AIM
From the entries below, gather every line containing the string "Misaligned".

═══ INPUT RECORDS

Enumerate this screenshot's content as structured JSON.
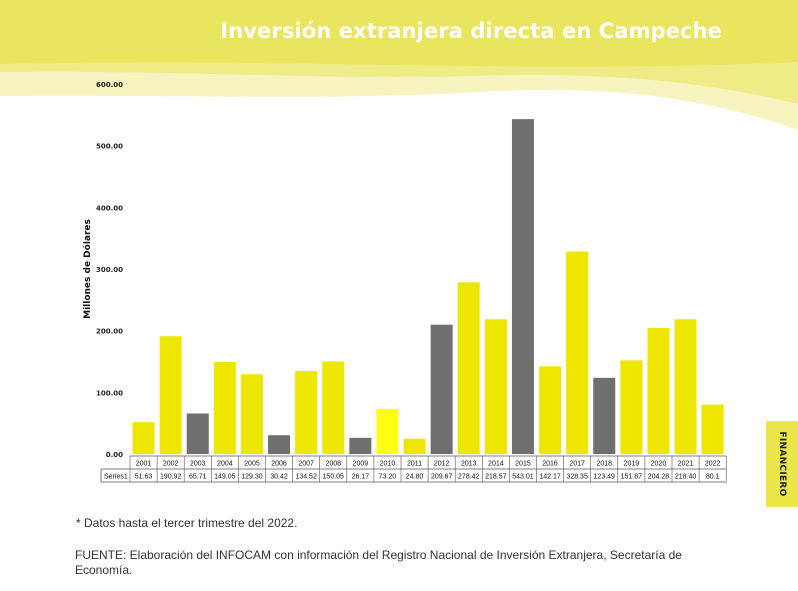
{
  "page": {
    "title": "Inversión extranjera directa en Campeche",
    "side_tab": "FINANCIERO",
    "footnote": "* Datos hasta el tercer trimestre del 2022.",
    "source": "FUENTE: Elaboración del INFOCAM con información del Registro Nacional de Inversión Extranjera, Secretaría de Economía."
  },
  "colors": {
    "header_light": "#f6f3b2",
    "header_mid": "#eeea7a",
    "bar_yellow": "#ece600",
    "bar_gray": "#6f6f6f",
    "bar_highlight": "#ffff14",
    "side_tab": "#ebe64a"
  },
  "chart_data": {
    "type": "bar",
    "ylabel": "Millones de Dólares",
    "ylim": [
      0,
      600
    ],
    "yticks": [
      "0.00",
      "100.00",
      "200.00",
      "300.00",
      "400.00",
      "500.00",
      "600.00"
    ],
    "grid": false,
    "legend": "none",
    "categories": [
      "2001",
      "2002",
      "2003",
      "2004",
      "2005",
      "2006",
      "2007",
      "2008",
      "2009",
      "2010",
      "2011",
      "2012",
      "2013",
      "2014",
      "2015",
      "2016",
      "2017",
      "2018",
      "2019",
      "2020",
      "2021",
      "2022"
    ],
    "series": [
      {
        "name": "Series1",
        "values": [
          51.63,
          190.92,
          65.71,
          149.05,
          129.3,
          30.42,
          134.52,
          150.05,
          26.17,
          73.2,
          24.8,
          209.67,
          278.42,
          218.57,
          543.01,
          142.17,
          328.35,
          123.49,
          151.87,
          204.28,
          218.4,
          80.1
        ],
        "labels": [
          "51.63",
          "190.92",
          "65.71",
          "149.05",
          "129.30",
          "30.42",
          "134.52",
          "150.05",
          "26.17",
          "73.20",
          "24.80",
          "209.67",
          "278.42",
          "218.57",
          "543.01",
          "142.17",
          "328.35",
          "123.49",
          "151.87",
          "204.28",
          "218.40",
          "80.1"
        ],
        "bar_colors": [
          "yellow",
          "yellow",
          "gray",
          "yellow",
          "yellow",
          "gray",
          "yellow",
          "yellow",
          "gray",
          "highlight",
          "yellow",
          "gray",
          "yellow",
          "yellow",
          "gray",
          "yellow",
          "yellow",
          "gray",
          "yellow",
          "yellow",
          "yellow",
          "yellow"
        ]
      }
    ]
  }
}
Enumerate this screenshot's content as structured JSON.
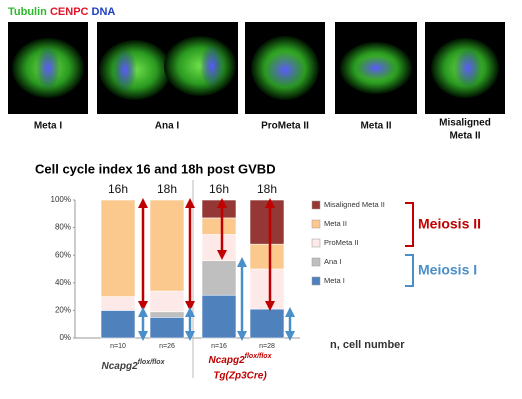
{
  "header": {
    "stains": [
      {
        "text": "Tubulin",
        "color": "#2db82d"
      },
      {
        "text": "CENPC",
        "color": "#e0162b"
      },
      {
        "text": "DNA",
        "color": "#1f3fbf"
      }
    ]
  },
  "images": [
    {
      "label": "Meta I"
    },
    {
      "label": "Ana I"
    },
    {
      "label": "ProMeta II"
    },
    {
      "label": "Meta II"
    },
    {
      "label": "Misaligned",
      "label2": "Meta II"
    }
  ],
  "chart_data": {
    "type": "bar",
    "stacked": true,
    "title": "Cell cycle index  16 and 18h post GVBD",
    "categories": [
      "16h",
      "18h",
      "16h",
      "18h"
    ],
    "counts": [
      "n=10",
      "n=26",
      "n=16",
      "n=28"
    ],
    "series": [
      {
        "name": "Meta I",
        "color": "#4f81bd",
        "values": [
          20,
          15,
          31,
          21
        ]
      },
      {
        "name": "Ana I",
        "color": "#bfbfbf",
        "values": [
          0,
          4,
          25,
          0
        ]
      },
      {
        "name": "ProMeta II",
        "color": "#fde9e7",
        "values": [
          10,
          15,
          19,
          29
        ]
      },
      {
        "name": "Meta II",
        "color": "#fbc98e",
        "values": [
          70,
          66,
          12,
          18
        ]
      },
      {
        "name": "Misaligned Meta II",
        "color": "#953735",
        "values": [
          0,
          0,
          13,
          32
        ]
      }
    ],
    "ylim": [
      0,
      100
    ],
    "yticks": [
      {
        "value": 0,
        "label": "0%"
      },
      {
        "value": 20,
        "label": "20%"
      },
      {
        "value": 40,
        "label": "40%"
      },
      {
        "value": 60,
        "label": "60%"
      },
      {
        "value": 80,
        "label": "80%"
      },
      {
        "value": 100,
        "label": "100%"
      }
    ],
    "groups": [
      {
        "name": "Ncapg2",
        "sup": "flox/flox",
        "color": "#404040"
      },
      {
        "name": "Ncapg2",
        "sup": "flox/flox",
        "line2": "Tg(Zp3Cre)",
        "color": "#c00000"
      }
    ],
    "brackets": [
      {
        "text": "Meiosis II",
        "color": "#c00000"
      },
      {
        "text": "Meiosis I",
        "color": "#4a8fc9"
      }
    ],
    "count_note": "n, cell number"
  }
}
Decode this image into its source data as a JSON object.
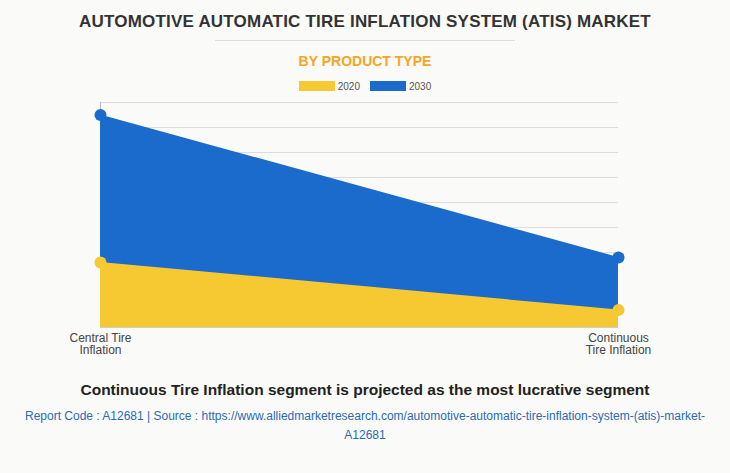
{
  "chart_data": {
    "type": "area",
    "title": "AUTOMOTIVE AUTOMATIC TIRE INFLATION SYSTEM (ATIS) MARKET",
    "subtitle": "BY PRODUCT TYPE",
    "caption": "Continuous Tire Inflation segment is projected as the most lucrative segment",
    "source": "Report Code : A12681  |  Source : https://www.alliedmarketresearch.com/automotive-automatic-tire-inflation-system-(atis)-market-A12681",
    "categories": [
      "Central Tire Inflation",
      "Continuous Tire Inflation"
    ],
    "series": [
      {
        "name": "2020",
        "color": "#f6c832",
        "values": [
          2.6,
          0.7
        ]
      },
      {
        "name": "2030",
        "color": "#1a6bcc",
        "values": [
          8.5,
          2.8
        ]
      }
    ],
    "ylim": [
      0,
      9
    ],
    "yticks": [
      0,
      1,
      2,
      3,
      4,
      5,
      6,
      7,
      8,
      9
    ],
    "grid": true,
    "stacked": false,
    "tick_labels": "x",
    "marker": "circle",
    "legend": "top"
  }
}
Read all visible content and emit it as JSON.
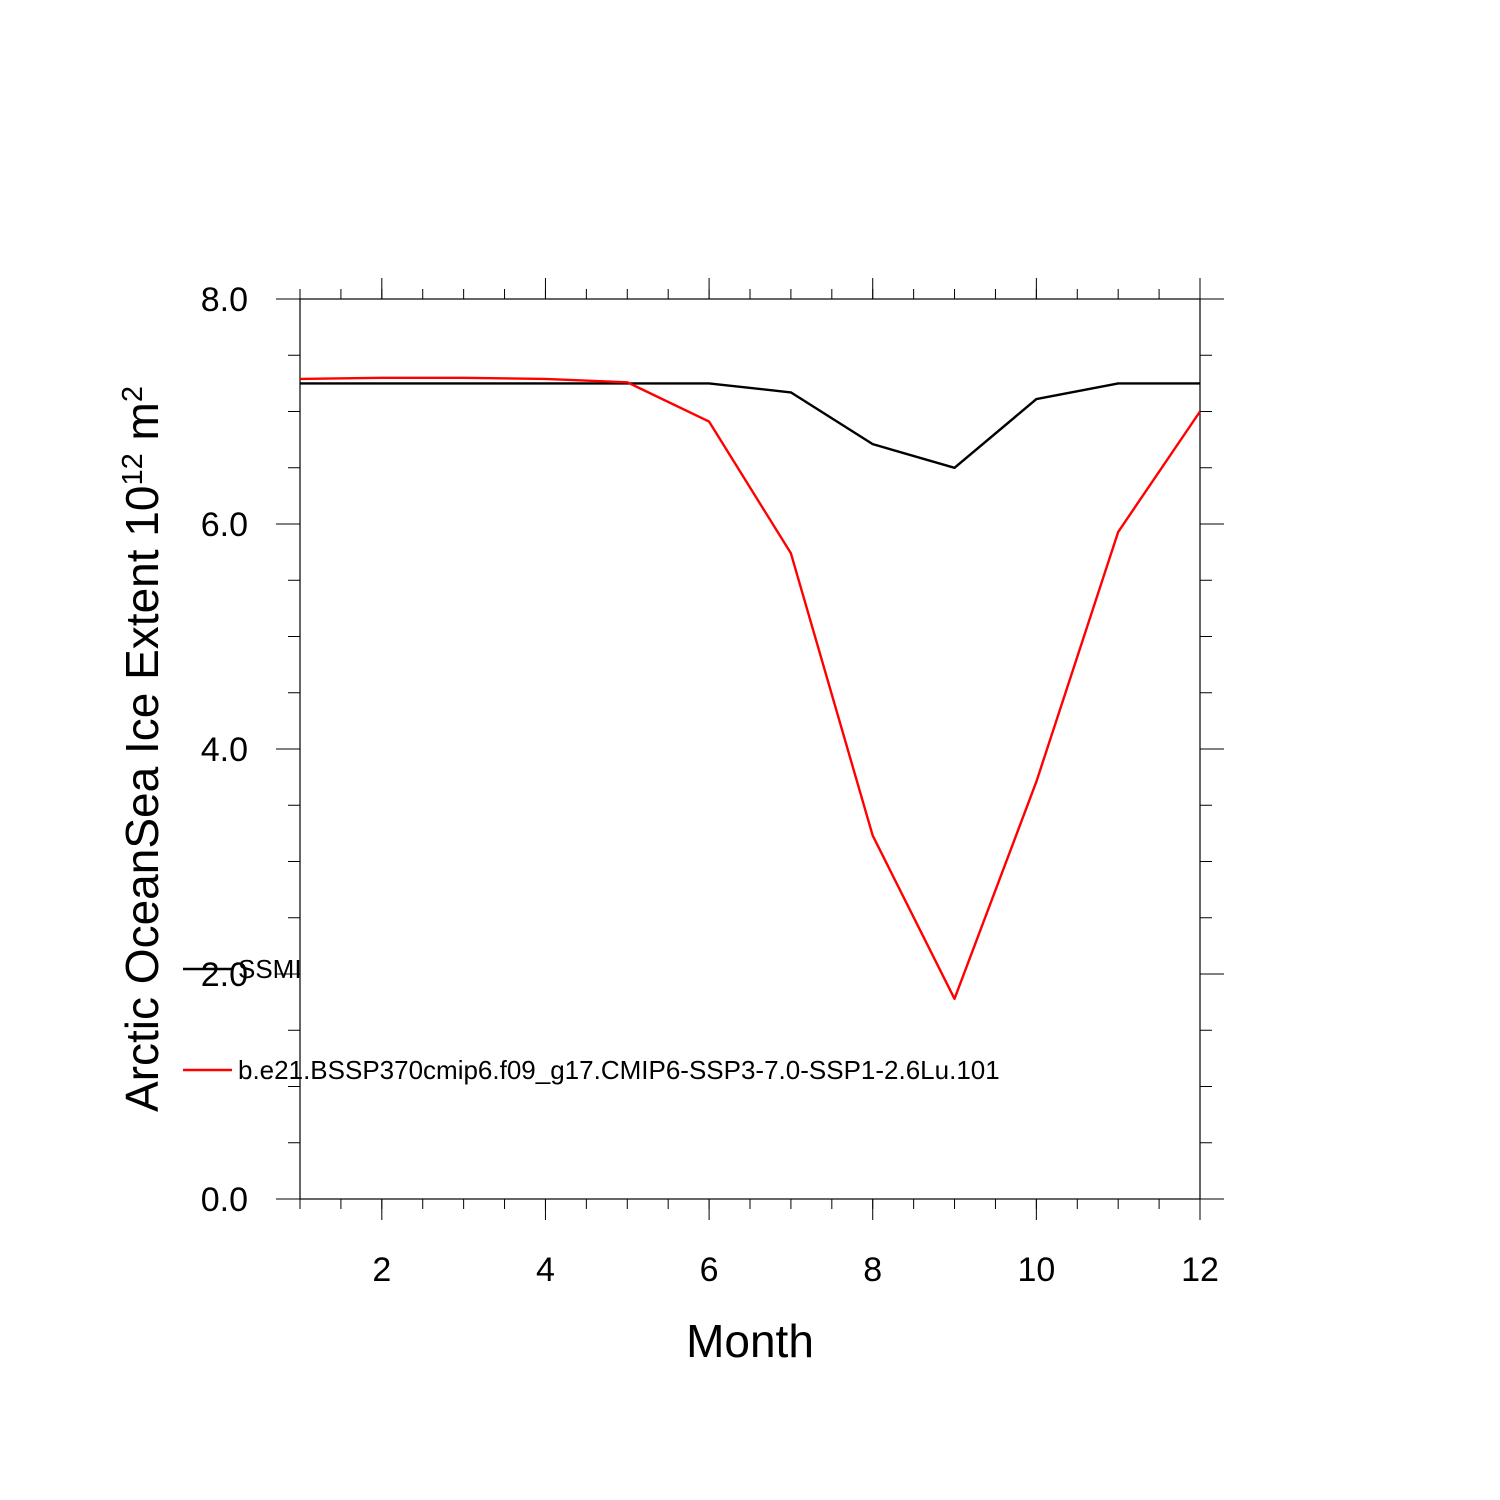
{
  "chart_data": {
    "type": "line",
    "xlabel": "Month",
    "ylabel": "Arctic OceanSea Ice Extent 10",
    "ylabel_sup": "12",
    "ylabel_unit": " m",
    "ylabel_unit_sup": "2",
    "xlim": [
      1,
      12
    ],
    "ylim": [
      0,
      8
    ],
    "x_ticks": [
      2,
      4,
      6,
      8,
      10,
      12
    ],
    "x_tick_labels": [
      "2",
      "4",
      "6",
      "8",
      "10",
      "12"
    ],
    "y_ticks": [
      0,
      2,
      4,
      6,
      8
    ],
    "y_tick_labels": [
      "0.0",
      "2.0",
      "4.0",
      "6.0",
      "8.0"
    ],
    "grid": false,
    "legend_position": "left-inside",
    "x": [
      1,
      2,
      3,
      4,
      5,
      6,
      7,
      8,
      9,
      10,
      11,
      12
    ],
    "series": [
      {
        "name": "SSMI",
        "color": "#000000",
        "values": [
          7.25,
          7.25,
          7.25,
          7.25,
          7.25,
          7.25,
          7.17,
          6.71,
          6.5,
          7.11,
          7.25,
          7.25
        ]
      },
      {
        "name": "b.e21.BSSP370cmip6.f09_g17.CMIP6-SSP3-7.0-SSP1-2.6Lu.101",
        "color": "#ff0000",
        "values": [
          7.29,
          7.3,
          7.3,
          7.29,
          7.26,
          6.91,
          5.74,
          3.23,
          1.78,
          3.71,
          5.93,
          7.0
        ]
      }
    ]
  }
}
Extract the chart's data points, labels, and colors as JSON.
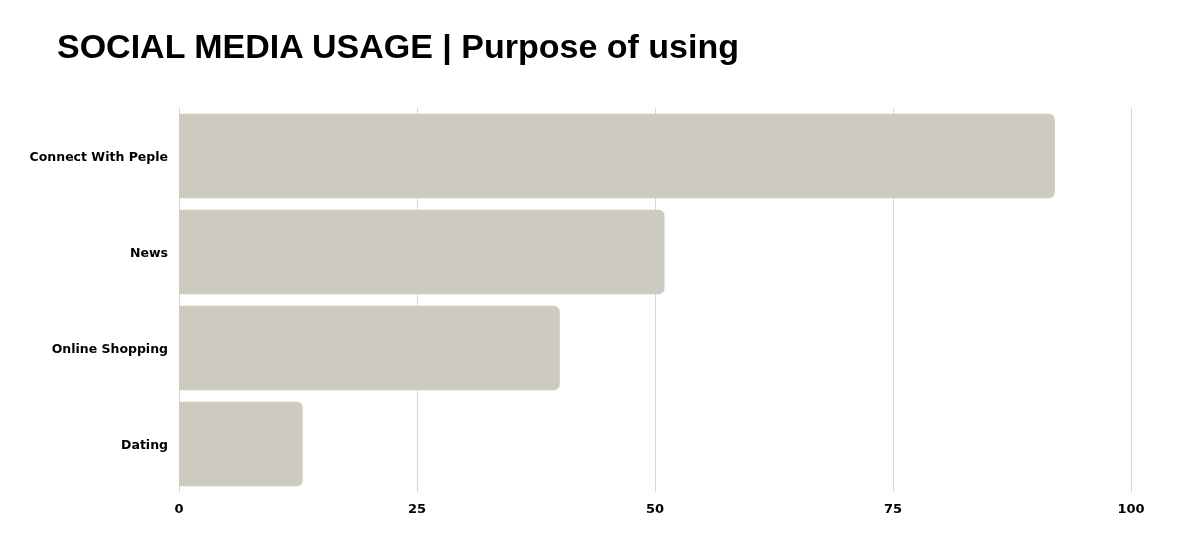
{
  "chart_data": {
    "type": "bar",
    "orientation": "horizontal",
    "title": "SOCIAL MEDIA USAGE | Purpose of using",
    "categories": [
      "Connect With Peple",
      "News",
      "Online Shopping",
      "Dating"
    ],
    "values": [
      92,
      51,
      40,
      13
    ],
    "color": "#cdcbbf",
    "xlim": [
      0,
      100
    ],
    "xticks": [
      0,
      25,
      50,
      75,
      100
    ],
    "grid": "x"
  }
}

══════

PROBLEM SOLUTION
      "label": "Misaligned",
        "name": "Misaligned Meta II",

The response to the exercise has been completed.